* **GIVEN INSTRUCTION**: Report how many lines below contain the word "unui". Give only the number.

* **SUPPLIED INFORMATION**:
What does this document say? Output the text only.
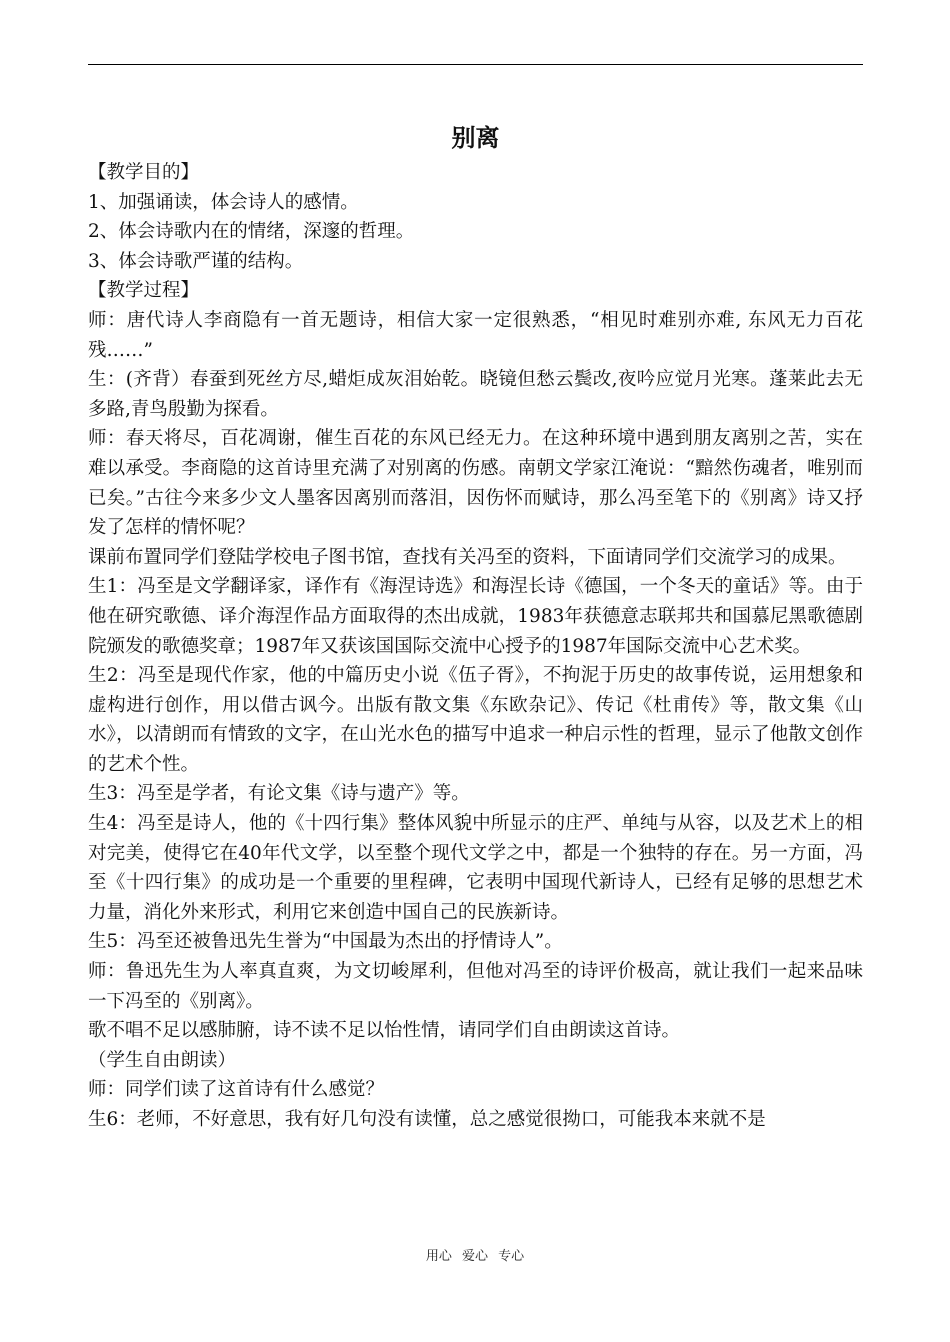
别离

【教学目的】

1、加强诵读，体会诗人的感情。

2、体会诗歌内在的情绪，深邃的哲理。

3、体会诗歌严谨的结构。

【教学过程】

师：唐代诗人李商隐有一首无题诗，相信大家一定很熟悉，“相见时难别亦难, 东风无力百花残……”

生：(齐背）春蚕到死丝方尽,蜡炬成灰泪始乾。晓镜但愁云鬓改,夜吟应觉月光寒。蓬莱此去无多路,青鸟殷勤为探看。

师：春天将尽，百花凋谢，催生百花的东风已经无力。在这种环境中遇到朋友离别之苦，实在难以承受。李商隐的这首诗里充满了对别离的伤感。南朝文学家江淹说：“黯然伤魂者，唯别而已矣。”古往今来多少文人墨客因离别而落泪，因伤怀而赋诗，那么冯至笔下的《别离》诗又抒发了怎样的情怀呢？

课前布置同学们登陆学校电子图书馆，查找有关冯至的资料，下面请同学们交流学习的成果。

生1：冯至是文学翻译家，译作有《海涅诗选》和海涅长诗《德国，一个冬天的童话》等。由于他在研究歌德、译介海涅作品方面取得的杰出成就，1983年获德意志联邦共和国慕尼黑歌德剧院颁发的歌德奖章；1987年又获该国国际交流中心授予的1987年国际交流中心艺术奖。

生2：冯至是现代作家，他的中篇历史小说《伍子胥》，不拘泥于历史的故事传说，运用想象和虚构进行创作，用以借古讽今。出版有散文集《东欧杂记》、传记《杜甫传》等，散文集《山水》，以清朗而有情致的文字，在山光水色的描写中追求一种启示性的哲理，显示了他散文创作的艺术个性。

生3：冯至是学者，有论文集《诗与遗产》等。

生4：冯至是诗人，他的《十四行集》整体风貌中所显示的庄严、单纯与从容，以及艺术上的相对完美，使得它在40年代文学，以至整个现代文学之中，都是一个独特的存在。另一方面，冯至《十四行集》的成功是一个重要的里程碑，它表明中国现代新诗人，已经有足够的思想艺术力量，消化外来形式，利用它来创造中国自己的民族新诗。

生5：冯至还被鲁迅先生誉为“中国最为杰出的抒情诗人”。

师：鲁迅先生为人率真直爽，为文切峻犀利，但他对冯至的诗评价极高，就让我们一起来品味一下冯至的《别离》。

歌不唱不足以感肺腑，诗不读不足以怡性情，请同学们自由朗读这首诗。

（学生自由朗读）

师：同学们读了这首诗有什么感觉？

生6：老师，不好意思，我有好几句没有读懂，总之感觉很拗口，可能我本来就不是

用心 爱心 专心
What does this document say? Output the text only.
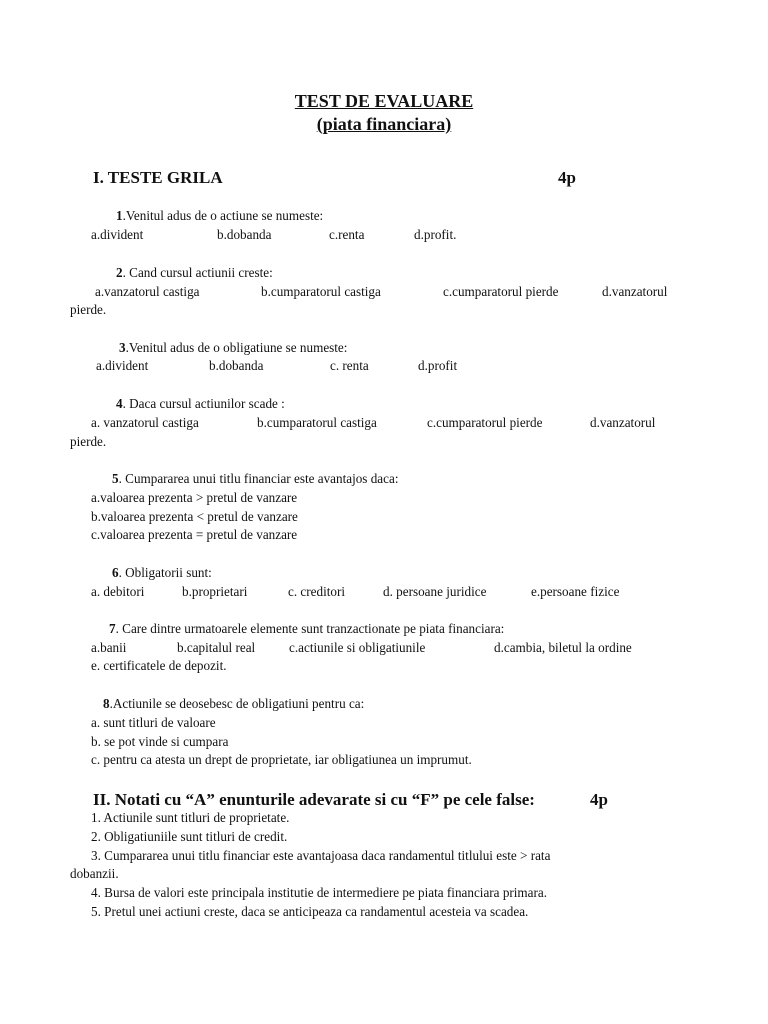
TEST DE EVALUARE
(piata financiara)
I. TESTE GRILA	4p
1.Venitul adus de o actiune se numeste:
a.divident	b.dobanda	c.renta	d.profit.
2. Cand cursul actiunii creste:
a.vanzatorul castiga	b.cumparatorul castiga	c.cumparatorul pierde	d.vanzatorul
pierde.
3.Venitul adus de o obligatiune se numeste:
a.divident	b.dobanda	c. renta	d.profit
4. Daca cursul actiunilor scade :
a. vanzatorul castiga	b.cumparatorul castiga	c.cumparatorul pierde	d.vanzatorul
pierde.
5. Cumpararea unui titlu financiar este avantajos daca:
a.valoarea prezenta > pretul de vanzare
b.valoarea prezenta < pretul de vanzare
c.valoarea prezenta = pretul de vanzare
6. Obligatorii sunt:
a. debitori	b.proprietari	c. creditori	d. persoane juridice	e.persoane fizice
7. Care dintre urmatoarele elemente sunt tranzactionate pe piata financiara:
a.banii	b.capitalul real c.actiunile si obligatiunile	d.cambia, biletul la ordine
e. certificatele de depozit.
8.Actiunile se deosebesc de obligatiuni pentru ca:
a. sunt titluri de valoare
b. se pot vinde si cumpara
c. pentru ca atesta un drept de proprietate, iar obligatiunea un imprumut.
II. Notati cu “A” enunturile adevarate si cu “F” pe cele false:	4p
1. Actiunile sunt titluri de proprietate.
2. Obligatiuniile sunt titluri de credit.
3. Cumpararea unui titlu financiar este avantajoasa daca randamentul titlului este > rata
dobanzii.
4. Bursa de valori este principala institutie de intermediere pe piata financiara primara.
5. Pretul unei actiuni creste, daca se anticipeaza ca randamentul acesteia va scadea.
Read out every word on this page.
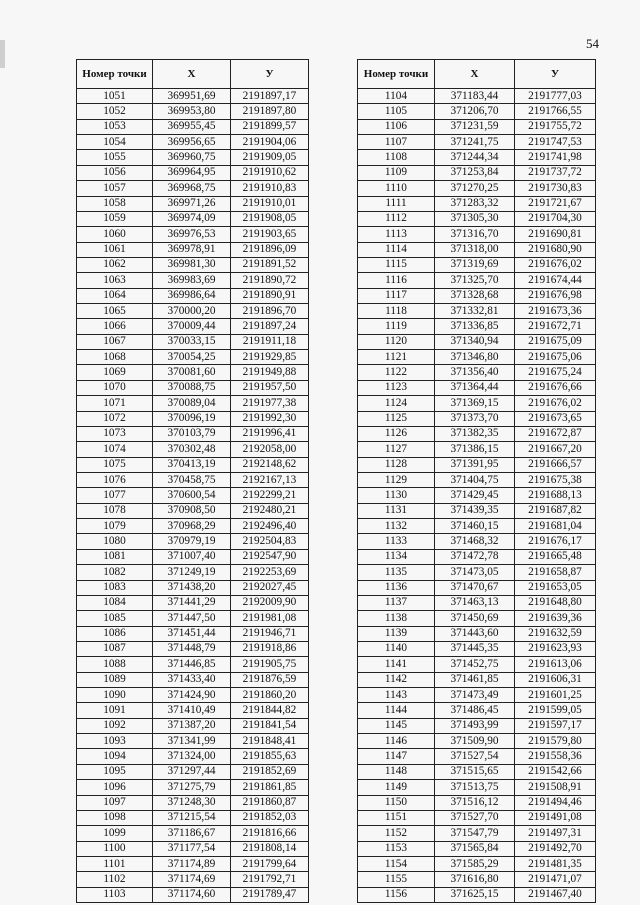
54
Номер точки	X	У
1051	369951,69	2191897,17
1052	369953,80	2191897,80
1053	369955,45	2191899,57
1054	369956,65	2191904,06
1055	369960,75	2191909,05
1056	369964,95	2191910,62
1057	369968,75	2191910,83
1058	369971,26	2191910,01
1059	369974,09	2191908,05
1060	369976,53	2191903,65
1061	369978,91	2191896,09
1062	369981,30	2191891,52
1063	369983,69	2191890,72
1064	369986,64	2191890,91
1065	370000,20	2191896,70
1066	370009,44	2191897,24
1067	370033,15	2191911,18
1068	370054,25	2191929,85
1069	370081,60	2191949,88
1070	370088,75	2191957,50
1071	370089,04	2191977,38
1072	370096,19	2191992,30
1073	370103,79	2191996,41
1074	370302,48	2192058,00
1075	370413,19	2192148,62
1076	370458,75	2192167,13
1077	370600,54	2192299,21
1078	370908,50	2192480,21
1079	370968,29	2192496,40
1080	370979,19	2192504,83
1081	371007,40	2192547,90
1082	371249,19	2192253,69
1083	371438,20	2192027,45
1084	371441,29	2192009,90
1085	371447,50	2191981,08
1086	371451,44	2191946,71
1087	371448,79	2191918,86
1088	371446,85	2191905,75
1089	371433,40	2191876,59
1090	371424,90	2191860,20
1091	371410,49	2191844,82
1092	371387,20	2191841,54
1093	371341,99	2191848,41
1094	371324,00	2191855,63
1095	371297,44	2191852,69
1096	371275,79	2191861,85
1097	371248,30	2191860,87
1098	371215,54	2191852,03
1099	371186,67	2191816,66
1100	371177,54	2191808,14
1101	371174,89	2191799,64
1102	371174,69	2191792,71
1103	371174,60	2191789,47
Номер точки	X	У
1104	371183,44	2191777,03
1105	371206,70	2191766,55
1106	371231,59	2191755,72
1107	371241,75	2191747,53
1108	371244,34	2191741,98
1109	371253,84	2191737,72
1110	371270,25	2191730,83
1111	371283,32	2191721,67
1112	371305,30	2191704,30
1113	371316,70	2191690,81
1114	371318,00	2191680,90
1115	371319,69	2191676,02
1116	371325,70	2191674,44
1117	371328,68	2191676,98
1118	371332,81	2191673,36
1119	371336,85	2191672,71
1120	371340,94	2191675,09
1121	371346,80	2191675,06
1122	371356,40	2191675,24
1123	371364,44	2191676,66
1124	371369,15	2191676,02
1125	371373,70	2191673,65
1126	371382,35	2191672,87
1127	371386,15	2191667,20
1128	371391,95	2191666,57
1129	371404,75	2191675,38
1130	371429,45	2191688,13
1131	371439,35	2191687,82
1132	371460,15	2191681,04
1133	371468,32	2191676,17
1134	371472,78	2191665,48
1135	371473,05	2191658,87
1136	371470,67	2191653,05
1137	371463,13	2191648,80
1138	371450,69	2191639,36
1139	371443,60	2191632,59
1140	371445,35	2191623,93
1141	371452,75	2191613,06
1142	371461,85	2191606,31
1143	371473,49	2191601,25
1144	371486,45	2191599,05
1145	371493,99	2191597,17
1146	371509,90	2191579,80
1147	371527,54	2191558,36
1148	371515,65	2191542,66
1149	371513,75	2191508,91
1150	371516,12	2191494,46
1151	371527,70	2191491,08
1152	371547,79	2191497,31
1153	371565,84	2191492,70
1154	371585,29	2191481,35
1155	371616,80	2191471,07
1156	371625,15	2191467,40
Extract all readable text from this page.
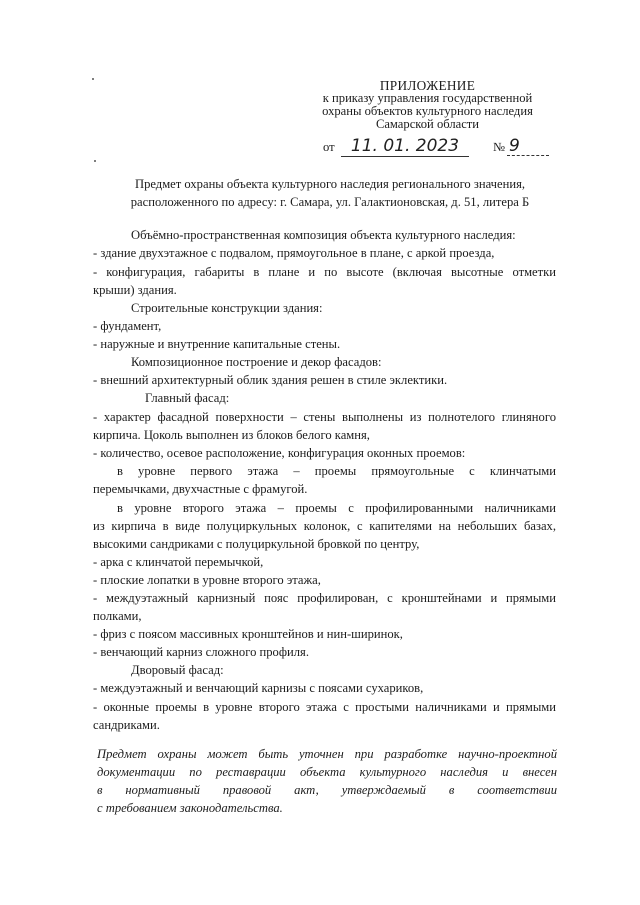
ПРИЛОЖЕНИЕ
к приказу управления государственной
охраны объектов культурного наследия
Самарской области
от 11. 01. 2023	№ 9
Предмет охраны объекта культурного наследия регионального значения,
расположенного по адресу: г. Самара, ул. Галактионовская, д. 51, литера Б
Объёмно-пространственная композиция объекта культурного наследия:
- здание двухэтажное с подвалом, прямоугольное в плане, с аркой проезда,
- конфигурация, габариты в плане и по высоте (включая высотные отметки
крыши) здания.
Строительные конструкции здания:
- фундамент,
- наружные и внутренние капитальные стены.
Композиционное построение и декор фасадов:
- внешний архитектурный облик здания решен в стиле эклектики.
Главный фасад:
- характер фасадной поверхности – стены выполнены из полнотелого глиняного
кирпича. Цоколь выполнен из блоков белого камня,
- количество, осевое расположение, конфигурация оконных проемов:
в уровне первого этажа – проемы прямоугольные с клинчатыми
перемычками, двухчастные с фрамугой.
в уровне второго этажа – проемы с профилированными наличниками
из кирпича в виде полуциркульных колонок, с капителями на небольших базах,
высокими сандриками с полуциркульной бровкой по центру,
- арка с клинчатой перемычкой,
- плоские лопатки в уровне второго этажа,
- междуэтажный карнизный пояс профилирован, с кронштейнами и прямыми
полками,
- фриз с поясом массивных кронштейнов и нин-ширинок,
- венчающий карниз сложного профиля.
Дворовый фасад:
- междуэтажный и венчающий карнизы с поясами сухариков,
- оконные проемы в уровне второго этажа с простыми наличниками и прямыми
сандриками.
Предмет охраны может быть уточнен при разработке научно-проектной
документации по реставрации объекта культурного наследия и внесен
в нормативный правовой акт, утверждаемый в соответствии
с требованием законодательства.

* **EXERCISE SOLUTION**: 2